[Dataset entries]
■ ■ ■ ■

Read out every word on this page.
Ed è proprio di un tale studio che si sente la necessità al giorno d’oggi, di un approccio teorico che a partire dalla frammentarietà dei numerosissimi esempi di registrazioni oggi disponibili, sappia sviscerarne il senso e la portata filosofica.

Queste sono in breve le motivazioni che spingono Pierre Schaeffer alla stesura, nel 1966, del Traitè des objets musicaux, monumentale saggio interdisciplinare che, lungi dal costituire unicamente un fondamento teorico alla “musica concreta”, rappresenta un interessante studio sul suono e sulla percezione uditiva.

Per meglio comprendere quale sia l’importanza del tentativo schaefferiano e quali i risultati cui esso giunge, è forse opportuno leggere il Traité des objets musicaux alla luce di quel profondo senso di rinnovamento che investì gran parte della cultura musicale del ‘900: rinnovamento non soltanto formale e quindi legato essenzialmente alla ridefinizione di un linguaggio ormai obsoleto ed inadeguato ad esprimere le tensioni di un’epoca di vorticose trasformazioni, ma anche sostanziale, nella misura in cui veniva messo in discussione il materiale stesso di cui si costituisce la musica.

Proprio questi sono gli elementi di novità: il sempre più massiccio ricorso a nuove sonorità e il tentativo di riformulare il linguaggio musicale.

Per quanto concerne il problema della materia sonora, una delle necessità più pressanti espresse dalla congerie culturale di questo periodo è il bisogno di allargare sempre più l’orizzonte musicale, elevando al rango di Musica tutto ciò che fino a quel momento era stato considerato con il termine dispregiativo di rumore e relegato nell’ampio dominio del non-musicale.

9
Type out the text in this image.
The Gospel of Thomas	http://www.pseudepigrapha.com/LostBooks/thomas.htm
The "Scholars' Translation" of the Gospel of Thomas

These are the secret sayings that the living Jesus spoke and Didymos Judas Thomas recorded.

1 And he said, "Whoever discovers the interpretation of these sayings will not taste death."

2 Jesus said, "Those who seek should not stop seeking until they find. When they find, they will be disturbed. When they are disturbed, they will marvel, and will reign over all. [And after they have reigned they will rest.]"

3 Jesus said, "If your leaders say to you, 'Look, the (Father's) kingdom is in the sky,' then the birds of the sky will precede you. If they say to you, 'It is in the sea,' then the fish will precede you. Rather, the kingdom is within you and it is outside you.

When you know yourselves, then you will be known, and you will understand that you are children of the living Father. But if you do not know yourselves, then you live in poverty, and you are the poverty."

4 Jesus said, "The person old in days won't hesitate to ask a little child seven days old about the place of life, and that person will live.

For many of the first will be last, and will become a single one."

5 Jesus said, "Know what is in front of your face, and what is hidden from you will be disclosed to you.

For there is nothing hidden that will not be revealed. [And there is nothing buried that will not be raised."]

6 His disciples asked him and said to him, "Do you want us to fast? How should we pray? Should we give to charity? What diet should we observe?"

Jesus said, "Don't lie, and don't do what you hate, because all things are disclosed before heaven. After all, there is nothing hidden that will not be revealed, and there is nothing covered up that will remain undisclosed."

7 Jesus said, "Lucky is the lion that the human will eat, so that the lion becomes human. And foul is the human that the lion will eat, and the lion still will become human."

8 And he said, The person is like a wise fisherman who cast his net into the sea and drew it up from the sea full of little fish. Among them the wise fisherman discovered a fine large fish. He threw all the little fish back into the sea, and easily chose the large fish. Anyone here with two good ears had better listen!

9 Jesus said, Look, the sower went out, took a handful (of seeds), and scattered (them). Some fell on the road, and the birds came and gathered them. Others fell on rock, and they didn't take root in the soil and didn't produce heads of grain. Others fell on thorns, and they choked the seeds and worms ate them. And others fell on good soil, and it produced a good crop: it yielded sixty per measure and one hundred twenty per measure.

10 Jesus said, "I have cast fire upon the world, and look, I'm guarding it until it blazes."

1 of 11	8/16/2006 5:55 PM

■ ■ ■ ■

From the entries above, extract every line where the word "revealed" appears.

For there is nothing hidden that will not be revealed. [And there is nothing buried that will not be raised."]
Jesus said, "Don't lie, and don't do what you hate, because all things are disclosed before heaven. After all, there is nothing hidden that will not be revealed, and there is nothing covered up that will remain undisclosed."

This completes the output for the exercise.